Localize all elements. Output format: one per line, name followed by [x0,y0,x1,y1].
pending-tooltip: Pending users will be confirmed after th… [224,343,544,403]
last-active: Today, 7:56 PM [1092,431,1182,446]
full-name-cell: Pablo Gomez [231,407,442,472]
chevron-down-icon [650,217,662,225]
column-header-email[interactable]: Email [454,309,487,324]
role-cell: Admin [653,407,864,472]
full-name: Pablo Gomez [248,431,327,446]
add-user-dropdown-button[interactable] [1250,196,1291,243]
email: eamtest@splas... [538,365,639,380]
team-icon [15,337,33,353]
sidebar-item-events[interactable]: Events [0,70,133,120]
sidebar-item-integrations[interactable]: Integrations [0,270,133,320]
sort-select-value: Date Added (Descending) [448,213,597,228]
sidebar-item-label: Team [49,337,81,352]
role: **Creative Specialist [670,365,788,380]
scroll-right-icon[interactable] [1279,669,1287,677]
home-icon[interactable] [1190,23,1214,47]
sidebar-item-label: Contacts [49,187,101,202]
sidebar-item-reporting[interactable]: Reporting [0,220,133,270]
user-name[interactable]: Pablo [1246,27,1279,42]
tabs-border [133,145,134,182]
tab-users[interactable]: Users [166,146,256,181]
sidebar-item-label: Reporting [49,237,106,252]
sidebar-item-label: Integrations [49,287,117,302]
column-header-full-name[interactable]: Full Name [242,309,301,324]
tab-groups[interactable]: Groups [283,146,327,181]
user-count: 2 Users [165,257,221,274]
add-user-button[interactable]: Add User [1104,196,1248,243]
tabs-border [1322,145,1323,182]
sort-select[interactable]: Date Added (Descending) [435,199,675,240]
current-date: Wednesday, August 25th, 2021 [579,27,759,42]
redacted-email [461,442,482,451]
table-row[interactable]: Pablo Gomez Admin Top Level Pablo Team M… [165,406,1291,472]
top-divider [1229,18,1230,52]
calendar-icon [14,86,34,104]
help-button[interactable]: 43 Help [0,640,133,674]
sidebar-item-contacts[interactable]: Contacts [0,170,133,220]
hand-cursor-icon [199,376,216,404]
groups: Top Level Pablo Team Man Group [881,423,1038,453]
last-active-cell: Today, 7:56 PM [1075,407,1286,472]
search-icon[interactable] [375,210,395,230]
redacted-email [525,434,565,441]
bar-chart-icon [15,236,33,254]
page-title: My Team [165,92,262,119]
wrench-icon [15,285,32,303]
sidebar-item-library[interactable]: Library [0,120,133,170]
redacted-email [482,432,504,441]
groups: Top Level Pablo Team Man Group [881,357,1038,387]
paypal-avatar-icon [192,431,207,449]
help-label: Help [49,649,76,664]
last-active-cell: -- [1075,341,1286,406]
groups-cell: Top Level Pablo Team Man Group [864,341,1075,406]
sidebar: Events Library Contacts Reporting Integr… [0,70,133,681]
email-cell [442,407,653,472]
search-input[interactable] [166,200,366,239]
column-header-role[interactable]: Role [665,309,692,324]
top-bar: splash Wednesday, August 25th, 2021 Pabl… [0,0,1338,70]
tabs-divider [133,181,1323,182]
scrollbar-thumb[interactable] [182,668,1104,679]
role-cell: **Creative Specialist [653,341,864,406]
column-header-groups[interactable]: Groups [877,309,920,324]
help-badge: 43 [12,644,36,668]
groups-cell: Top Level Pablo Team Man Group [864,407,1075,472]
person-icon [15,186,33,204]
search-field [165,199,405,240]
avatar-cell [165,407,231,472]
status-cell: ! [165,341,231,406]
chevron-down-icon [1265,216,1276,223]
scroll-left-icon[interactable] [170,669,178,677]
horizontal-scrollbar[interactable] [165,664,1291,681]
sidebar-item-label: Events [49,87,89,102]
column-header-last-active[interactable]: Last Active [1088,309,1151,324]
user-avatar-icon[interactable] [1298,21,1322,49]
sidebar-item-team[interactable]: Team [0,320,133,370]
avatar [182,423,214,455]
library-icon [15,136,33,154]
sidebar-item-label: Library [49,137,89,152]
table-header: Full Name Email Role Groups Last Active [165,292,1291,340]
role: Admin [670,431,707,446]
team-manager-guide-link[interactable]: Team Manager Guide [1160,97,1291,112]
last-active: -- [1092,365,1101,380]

= = = = =

__What is expected__
Return the item above line by line, unchanged and in its original order.

__Solution to this exercise__
Localize all elements. Output format: one per line, name followed by [x0,y0,x1,y1].
pending-tooltip: Pending users will be confirmed after th… [224,343,544,403]
last-active: Today, 7:56 PM [1092,431,1182,446]
full-name-cell: Pablo Gomez [231,407,442,472]
chevron-down-icon [650,217,662,225]
column-header-email[interactable]: Email [454,309,487,324]
role-cell: Admin [653,407,864,472]
full-name: Pablo Gomez [248,431,327,446]
add-user-dropdown-button[interactable] [1250,196,1291,243]
email: eamtest@splas... [538,365,639,380]
team-icon [15,337,33,353]
sidebar-item-events[interactable]: Events [0,70,133,120]
sidebar-item-integrations[interactable]: Integrations [0,270,133,320]
sort-select-value: Date Added (Descending) [448,213,597,228]
sidebar-item-label: Team [49,337,81,352]
role: **Creative Specialist [670,365,788,380]
scroll-right-icon[interactable] [1279,669,1287,677]
home-icon[interactable] [1190,23,1214,47]
sidebar-item-label: Contacts [49,187,101,202]
sidebar-item-reporting[interactable]: Reporting [0,220,133,270]
user-name[interactable]: Pablo [1246,27,1279,42]
tabs-border [133,145,134,182]
tab-users[interactable]: Users [166,146,256,181]
sidebar-item-label: Reporting [49,237,106,252]
sidebar-item-label: Integrations [49,287,117,302]
column-header-full-name[interactable]: Full Name [242,309,301,324]
tab-groups[interactable]: Groups [283,146,327,181]
user-count: 2 Users [165,257,221,274]
add-user-button[interactable]: Add User [1104,196,1248,243]
tabs-border [1322,145,1323,182]
sort-select[interactable]: Date Added (Descending) [435,199,675,240]
current-date: Wednesday, August 25th, 2021 [579,27,759,42]
redacted-email [461,442,482,451]
table-row[interactable]: Pablo Gomez Admin Top Level Pablo Team M… [165,406,1291,472]
top-divider [1229,18,1230,52]
calendar-icon [14,86,34,104]
help-button[interactable]: 43 Help [0,640,133,674]
sidebar-item-contacts[interactable]: Contacts [0,170,133,220]
hand-cursor-icon [199,376,216,404]
groups: Top Level Pablo Team Man Group [881,423,1038,453]
last-active-cell: Today, 7:56 PM [1075,407,1286,472]
search-icon[interactable] [375,210,395,230]
redacted-email [525,434,565,441]
bar-chart-icon [15,236,33,254]
page-title: My Team [165,92,262,119]
wrench-icon [15,285,32,303]
sidebar-item-library[interactable]: Library [0,120,133,170]
redacted-email [482,432,504,441]
groups: Top Level Pablo Team Man Group [881,357,1038,387]
paypal-avatar-icon [192,431,207,449]
help-label: Help [49,649,76,664]
last-active-cell: -- [1075,341,1286,406]
groups-cell: Top Level Pablo Team Man Group [864,341,1075,406]
sidebar: Events Library Contacts Reporting Integr… [0,70,133,681]
email-cell [442,407,653,472]
search-input[interactable] [166,200,366,239]
column-header-role[interactable]: Role [665,309,692,324]
top-bar: splash Wednesday, August 25th, 2021 Pabl… [0,0,1338,70]
tabs-divider [133,181,1323,182]
scrollbar-thumb[interactable] [182,668,1104,679]
role-cell: **Creative Specialist [653,341,864,406]
column-header-groups[interactable]: Groups [877,309,920,324]
help-badge: 43 [12,644,36,668]
groups-cell: Top Level Pablo Team Man Group [864,407,1075,472]
person-icon [15,186,33,204]
search-field [165,199,405,240]
avatar-cell [165,407,231,472]
status-cell: ! [165,341,231,406]
chevron-down-icon [1265,216,1276,223]
scroll-left-icon[interactable] [170,669,178,677]
horizontal-scrollbar[interactable] [165,664,1291,681]
sidebar-item-label: Events [49,87,89,102]
column-header-last-active[interactable]: Last Active [1088,309,1151,324]
user-avatar-icon[interactable] [1298,21,1322,49]
sidebar-item-team[interactable]: Team [0,320,133,370]
avatar [182,423,214,455]
library-icon [15,136,33,154]
sidebar-item-label: Library [49,137,89,152]
table-header: Full Name Email Role Groups Last Active [165,292,1291,340]
role: Admin [670,431,707,446]
team-manager-guide-link[interactable]: Team Manager Guide [1160,97,1291,112]
last-active: -- [1092,365,1101,380]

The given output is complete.